(Rows from a dataset)
::::::::

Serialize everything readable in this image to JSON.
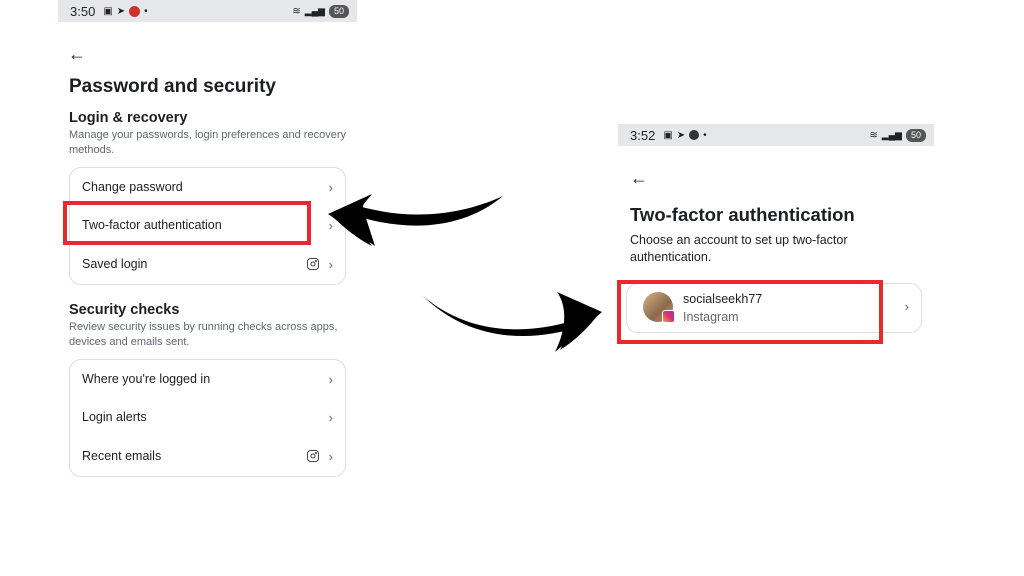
{
  "left_screen": {
    "status_time": "3:50",
    "status_battery": "50",
    "title": "Password and security",
    "login_section": {
      "heading": "Login & recovery",
      "description": "Manage your passwords, login preferences and recovery methods.",
      "items": [
        {
          "label": "Change password"
        },
        {
          "label": "Two-factor authentication"
        },
        {
          "label": "Saved login"
        }
      ]
    },
    "security_section": {
      "heading": "Security checks",
      "description": "Review security issues by running checks across apps, devices and emails sent.",
      "items": [
        {
          "label": "Where you're logged in"
        },
        {
          "label": "Login alerts"
        },
        {
          "label": "Recent emails"
        }
      ]
    }
  },
  "right_screen": {
    "status_time": "3:52",
    "status_battery": "50",
    "title": "Two-factor authentication",
    "description": "Choose an account to set up two-factor authentication.",
    "account": {
      "username": "socialseekh77",
      "platform": "Instagram"
    }
  },
  "colors": {
    "highlight": "#e8292e",
    "arrow": "#000000"
  }
}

::::::::

Return every line of the records exactly as given, pictures excluded.

** Written response **
Serialize everything readable in this image to JSON.
{
  "left_screen": {
    "status_time": "3:50",
    "status_battery": "50",
    "title": "Password and security",
    "login_section": {
      "heading": "Login & recovery",
      "description": "Manage your passwords, login preferences and recovery methods.",
      "items": [
        {
          "label": "Change password"
        },
        {
          "label": "Two-factor authentication"
        },
        {
          "label": "Saved login"
        }
      ]
    },
    "security_section": {
      "heading": "Security checks",
      "description": "Review security issues by running checks across apps, devices and emails sent.",
      "items": [
        {
          "label": "Where you're logged in"
        },
        {
          "label": "Login alerts"
        },
        {
          "label": "Recent emails"
        }
      ]
    }
  },
  "right_screen": {
    "status_time": "3:52",
    "status_battery": "50",
    "title": "Two-factor authentication",
    "description": "Choose an account to set up two-factor authentication.",
    "account": {
      "username": "socialseekh77",
      "platform": "Instagram"
    }
  },
  "colors": {
    "highlight": "#e8292e",
    "arrow": "#000000"
  }
}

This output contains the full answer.